• Source records:

'''

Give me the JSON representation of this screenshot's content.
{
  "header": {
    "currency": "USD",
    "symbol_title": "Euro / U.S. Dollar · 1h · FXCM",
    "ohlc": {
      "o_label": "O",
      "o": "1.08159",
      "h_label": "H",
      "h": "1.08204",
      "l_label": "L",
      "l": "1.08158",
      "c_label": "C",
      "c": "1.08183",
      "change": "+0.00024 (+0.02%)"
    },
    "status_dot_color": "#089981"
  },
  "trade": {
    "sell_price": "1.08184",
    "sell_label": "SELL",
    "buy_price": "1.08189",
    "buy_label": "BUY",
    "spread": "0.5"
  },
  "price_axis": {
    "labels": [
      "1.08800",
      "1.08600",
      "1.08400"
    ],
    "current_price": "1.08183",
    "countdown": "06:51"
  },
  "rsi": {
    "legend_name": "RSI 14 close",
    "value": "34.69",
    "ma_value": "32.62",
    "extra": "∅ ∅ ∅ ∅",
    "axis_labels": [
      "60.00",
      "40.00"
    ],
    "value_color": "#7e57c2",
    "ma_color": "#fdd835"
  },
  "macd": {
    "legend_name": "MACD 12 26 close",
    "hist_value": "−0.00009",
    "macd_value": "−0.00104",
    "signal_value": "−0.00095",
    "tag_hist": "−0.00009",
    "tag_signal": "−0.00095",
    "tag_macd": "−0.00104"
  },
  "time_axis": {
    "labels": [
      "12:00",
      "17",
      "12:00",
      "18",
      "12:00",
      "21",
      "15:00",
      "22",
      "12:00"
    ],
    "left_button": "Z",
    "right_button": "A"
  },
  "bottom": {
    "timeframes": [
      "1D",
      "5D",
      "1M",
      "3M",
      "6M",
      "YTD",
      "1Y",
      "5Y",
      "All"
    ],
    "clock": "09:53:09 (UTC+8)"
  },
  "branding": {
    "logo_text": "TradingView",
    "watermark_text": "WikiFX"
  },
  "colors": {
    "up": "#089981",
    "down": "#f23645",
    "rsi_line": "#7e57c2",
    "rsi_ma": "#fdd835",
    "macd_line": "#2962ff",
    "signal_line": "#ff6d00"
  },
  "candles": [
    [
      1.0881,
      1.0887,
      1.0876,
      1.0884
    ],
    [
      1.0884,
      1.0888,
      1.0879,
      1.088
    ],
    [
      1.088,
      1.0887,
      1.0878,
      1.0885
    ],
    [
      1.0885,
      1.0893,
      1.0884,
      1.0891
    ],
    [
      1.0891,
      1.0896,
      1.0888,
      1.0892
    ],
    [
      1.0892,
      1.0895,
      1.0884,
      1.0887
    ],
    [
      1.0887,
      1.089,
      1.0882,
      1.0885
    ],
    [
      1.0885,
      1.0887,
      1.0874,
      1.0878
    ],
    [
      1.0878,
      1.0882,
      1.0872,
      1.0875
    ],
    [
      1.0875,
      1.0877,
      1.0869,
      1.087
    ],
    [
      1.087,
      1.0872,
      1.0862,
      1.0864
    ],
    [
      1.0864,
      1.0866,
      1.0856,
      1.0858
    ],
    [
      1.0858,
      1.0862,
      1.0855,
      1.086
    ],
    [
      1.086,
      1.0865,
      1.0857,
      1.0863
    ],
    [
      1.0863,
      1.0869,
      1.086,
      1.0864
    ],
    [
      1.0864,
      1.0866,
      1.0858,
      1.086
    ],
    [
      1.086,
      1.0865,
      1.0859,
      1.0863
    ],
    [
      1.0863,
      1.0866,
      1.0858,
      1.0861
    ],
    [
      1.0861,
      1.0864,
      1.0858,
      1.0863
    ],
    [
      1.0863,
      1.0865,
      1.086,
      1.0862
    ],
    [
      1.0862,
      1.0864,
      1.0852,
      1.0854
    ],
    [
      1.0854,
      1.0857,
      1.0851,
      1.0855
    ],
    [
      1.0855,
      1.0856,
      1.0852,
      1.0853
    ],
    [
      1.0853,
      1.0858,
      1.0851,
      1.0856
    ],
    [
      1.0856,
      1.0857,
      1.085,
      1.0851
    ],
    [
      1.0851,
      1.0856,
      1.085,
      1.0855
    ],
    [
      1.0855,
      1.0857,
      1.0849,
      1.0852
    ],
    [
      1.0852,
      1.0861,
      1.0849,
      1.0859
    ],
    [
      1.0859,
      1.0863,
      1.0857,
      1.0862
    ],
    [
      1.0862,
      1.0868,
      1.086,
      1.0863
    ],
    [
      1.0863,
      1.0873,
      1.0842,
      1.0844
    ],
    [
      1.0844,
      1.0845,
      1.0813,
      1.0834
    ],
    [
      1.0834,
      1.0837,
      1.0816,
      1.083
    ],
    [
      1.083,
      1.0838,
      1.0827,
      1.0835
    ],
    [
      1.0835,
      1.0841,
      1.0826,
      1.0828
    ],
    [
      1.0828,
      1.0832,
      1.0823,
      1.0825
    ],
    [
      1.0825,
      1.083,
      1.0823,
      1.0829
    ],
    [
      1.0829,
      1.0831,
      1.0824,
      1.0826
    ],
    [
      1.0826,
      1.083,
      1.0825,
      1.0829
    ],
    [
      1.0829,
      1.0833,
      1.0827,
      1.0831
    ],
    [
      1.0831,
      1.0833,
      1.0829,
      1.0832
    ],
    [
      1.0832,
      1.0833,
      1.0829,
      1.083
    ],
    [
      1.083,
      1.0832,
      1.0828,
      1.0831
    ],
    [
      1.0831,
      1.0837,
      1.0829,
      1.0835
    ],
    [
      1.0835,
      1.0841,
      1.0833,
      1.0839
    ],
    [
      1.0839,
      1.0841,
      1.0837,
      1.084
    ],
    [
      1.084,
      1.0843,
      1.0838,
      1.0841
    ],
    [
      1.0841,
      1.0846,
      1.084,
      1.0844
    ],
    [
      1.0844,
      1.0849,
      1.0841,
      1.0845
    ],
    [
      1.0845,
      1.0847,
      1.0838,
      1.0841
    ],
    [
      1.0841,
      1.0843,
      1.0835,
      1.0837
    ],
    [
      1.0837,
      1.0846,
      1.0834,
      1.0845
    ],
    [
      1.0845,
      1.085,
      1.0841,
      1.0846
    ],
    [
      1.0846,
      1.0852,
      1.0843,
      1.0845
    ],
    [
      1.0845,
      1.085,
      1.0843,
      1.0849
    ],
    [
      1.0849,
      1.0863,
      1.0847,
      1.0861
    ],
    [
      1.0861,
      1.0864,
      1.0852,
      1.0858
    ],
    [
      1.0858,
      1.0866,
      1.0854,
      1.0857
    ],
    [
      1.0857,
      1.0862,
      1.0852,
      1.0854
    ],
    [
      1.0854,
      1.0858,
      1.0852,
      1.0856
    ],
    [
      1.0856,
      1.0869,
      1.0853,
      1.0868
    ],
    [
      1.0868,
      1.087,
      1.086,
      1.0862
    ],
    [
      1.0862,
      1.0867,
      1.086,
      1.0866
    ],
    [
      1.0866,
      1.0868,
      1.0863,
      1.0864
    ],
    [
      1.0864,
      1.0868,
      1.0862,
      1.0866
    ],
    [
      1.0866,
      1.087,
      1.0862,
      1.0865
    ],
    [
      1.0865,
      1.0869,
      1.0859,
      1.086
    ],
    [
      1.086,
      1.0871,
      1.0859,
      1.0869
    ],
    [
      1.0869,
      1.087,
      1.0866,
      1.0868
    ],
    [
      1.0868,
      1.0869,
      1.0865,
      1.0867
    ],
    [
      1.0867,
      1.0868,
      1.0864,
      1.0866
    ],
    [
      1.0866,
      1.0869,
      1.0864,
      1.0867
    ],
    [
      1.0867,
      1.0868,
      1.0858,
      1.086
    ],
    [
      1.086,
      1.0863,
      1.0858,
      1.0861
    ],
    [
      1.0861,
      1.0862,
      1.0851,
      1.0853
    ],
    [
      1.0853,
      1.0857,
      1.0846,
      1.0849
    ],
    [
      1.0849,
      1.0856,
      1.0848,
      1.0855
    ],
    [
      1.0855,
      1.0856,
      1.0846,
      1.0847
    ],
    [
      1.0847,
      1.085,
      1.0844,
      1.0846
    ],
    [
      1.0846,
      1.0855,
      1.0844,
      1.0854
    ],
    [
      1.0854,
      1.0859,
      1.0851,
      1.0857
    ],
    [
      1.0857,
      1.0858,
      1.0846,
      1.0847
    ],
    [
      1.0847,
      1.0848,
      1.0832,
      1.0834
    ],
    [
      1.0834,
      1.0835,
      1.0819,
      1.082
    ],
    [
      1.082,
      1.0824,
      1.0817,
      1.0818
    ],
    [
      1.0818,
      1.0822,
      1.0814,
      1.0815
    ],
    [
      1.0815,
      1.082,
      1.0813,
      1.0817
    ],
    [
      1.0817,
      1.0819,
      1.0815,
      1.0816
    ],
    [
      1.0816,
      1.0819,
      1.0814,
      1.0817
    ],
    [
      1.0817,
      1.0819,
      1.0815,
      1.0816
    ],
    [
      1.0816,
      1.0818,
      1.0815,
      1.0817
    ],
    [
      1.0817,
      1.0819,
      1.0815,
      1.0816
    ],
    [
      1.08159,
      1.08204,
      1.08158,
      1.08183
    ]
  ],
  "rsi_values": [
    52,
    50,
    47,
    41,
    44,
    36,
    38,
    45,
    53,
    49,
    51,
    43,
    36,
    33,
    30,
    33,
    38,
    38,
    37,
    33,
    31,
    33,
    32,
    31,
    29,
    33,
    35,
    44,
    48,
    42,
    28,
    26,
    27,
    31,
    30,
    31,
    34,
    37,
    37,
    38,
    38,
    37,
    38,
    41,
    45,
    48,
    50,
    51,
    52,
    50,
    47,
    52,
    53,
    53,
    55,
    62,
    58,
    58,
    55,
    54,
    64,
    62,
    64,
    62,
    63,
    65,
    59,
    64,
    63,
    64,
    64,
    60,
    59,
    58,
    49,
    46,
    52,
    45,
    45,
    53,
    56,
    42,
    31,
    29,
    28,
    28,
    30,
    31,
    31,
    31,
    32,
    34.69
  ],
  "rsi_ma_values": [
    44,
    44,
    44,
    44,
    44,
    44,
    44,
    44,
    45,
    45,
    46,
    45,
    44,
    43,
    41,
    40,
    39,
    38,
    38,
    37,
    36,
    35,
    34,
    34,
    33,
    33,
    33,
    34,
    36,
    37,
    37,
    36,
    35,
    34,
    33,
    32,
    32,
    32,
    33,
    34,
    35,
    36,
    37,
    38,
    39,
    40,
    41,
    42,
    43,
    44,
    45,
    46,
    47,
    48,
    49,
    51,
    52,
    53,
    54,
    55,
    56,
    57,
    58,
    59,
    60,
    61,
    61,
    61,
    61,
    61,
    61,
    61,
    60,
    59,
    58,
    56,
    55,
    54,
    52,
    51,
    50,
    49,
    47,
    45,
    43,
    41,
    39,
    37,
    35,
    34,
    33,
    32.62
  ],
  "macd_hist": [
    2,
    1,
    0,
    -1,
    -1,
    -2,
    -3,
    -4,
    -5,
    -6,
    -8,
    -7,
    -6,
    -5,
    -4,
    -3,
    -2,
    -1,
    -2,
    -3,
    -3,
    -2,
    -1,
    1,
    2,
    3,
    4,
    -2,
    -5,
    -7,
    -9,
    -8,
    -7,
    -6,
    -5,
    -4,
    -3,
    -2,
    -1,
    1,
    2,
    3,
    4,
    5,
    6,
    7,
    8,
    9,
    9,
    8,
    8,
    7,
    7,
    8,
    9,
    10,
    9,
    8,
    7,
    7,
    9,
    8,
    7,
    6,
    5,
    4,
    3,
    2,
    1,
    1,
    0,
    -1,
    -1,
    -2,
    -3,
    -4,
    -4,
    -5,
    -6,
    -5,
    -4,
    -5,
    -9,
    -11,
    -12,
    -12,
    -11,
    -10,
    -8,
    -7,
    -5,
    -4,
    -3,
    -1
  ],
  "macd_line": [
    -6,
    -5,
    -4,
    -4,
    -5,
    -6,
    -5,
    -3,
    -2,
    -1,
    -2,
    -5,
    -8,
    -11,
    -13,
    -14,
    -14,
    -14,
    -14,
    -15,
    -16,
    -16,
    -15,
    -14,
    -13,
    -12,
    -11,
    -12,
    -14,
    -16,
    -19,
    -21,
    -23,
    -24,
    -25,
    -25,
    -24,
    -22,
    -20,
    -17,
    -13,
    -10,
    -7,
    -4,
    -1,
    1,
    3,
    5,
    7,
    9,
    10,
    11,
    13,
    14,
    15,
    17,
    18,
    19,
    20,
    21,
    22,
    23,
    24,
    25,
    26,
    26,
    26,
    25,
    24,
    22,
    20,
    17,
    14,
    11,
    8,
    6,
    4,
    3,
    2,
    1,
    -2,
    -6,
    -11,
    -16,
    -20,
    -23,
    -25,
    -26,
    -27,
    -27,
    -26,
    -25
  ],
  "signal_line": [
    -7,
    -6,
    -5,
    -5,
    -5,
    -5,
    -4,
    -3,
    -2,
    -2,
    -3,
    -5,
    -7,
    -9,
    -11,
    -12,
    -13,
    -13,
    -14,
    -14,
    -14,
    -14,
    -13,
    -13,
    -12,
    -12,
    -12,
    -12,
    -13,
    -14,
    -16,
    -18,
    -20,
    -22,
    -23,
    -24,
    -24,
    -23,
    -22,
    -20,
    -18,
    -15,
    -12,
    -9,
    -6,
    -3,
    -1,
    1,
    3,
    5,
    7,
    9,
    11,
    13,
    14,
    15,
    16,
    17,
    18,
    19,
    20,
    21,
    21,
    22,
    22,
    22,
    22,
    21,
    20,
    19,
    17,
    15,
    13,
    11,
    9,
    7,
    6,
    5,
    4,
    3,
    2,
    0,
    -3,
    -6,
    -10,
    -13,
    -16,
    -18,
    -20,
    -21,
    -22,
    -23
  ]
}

'''

• Goal:
Go through the entries above and pull out each line with "close" in it.

• Task response:
    "legend_name": "RSI 14 close",
    "legend_name": "MACD 12 26 close",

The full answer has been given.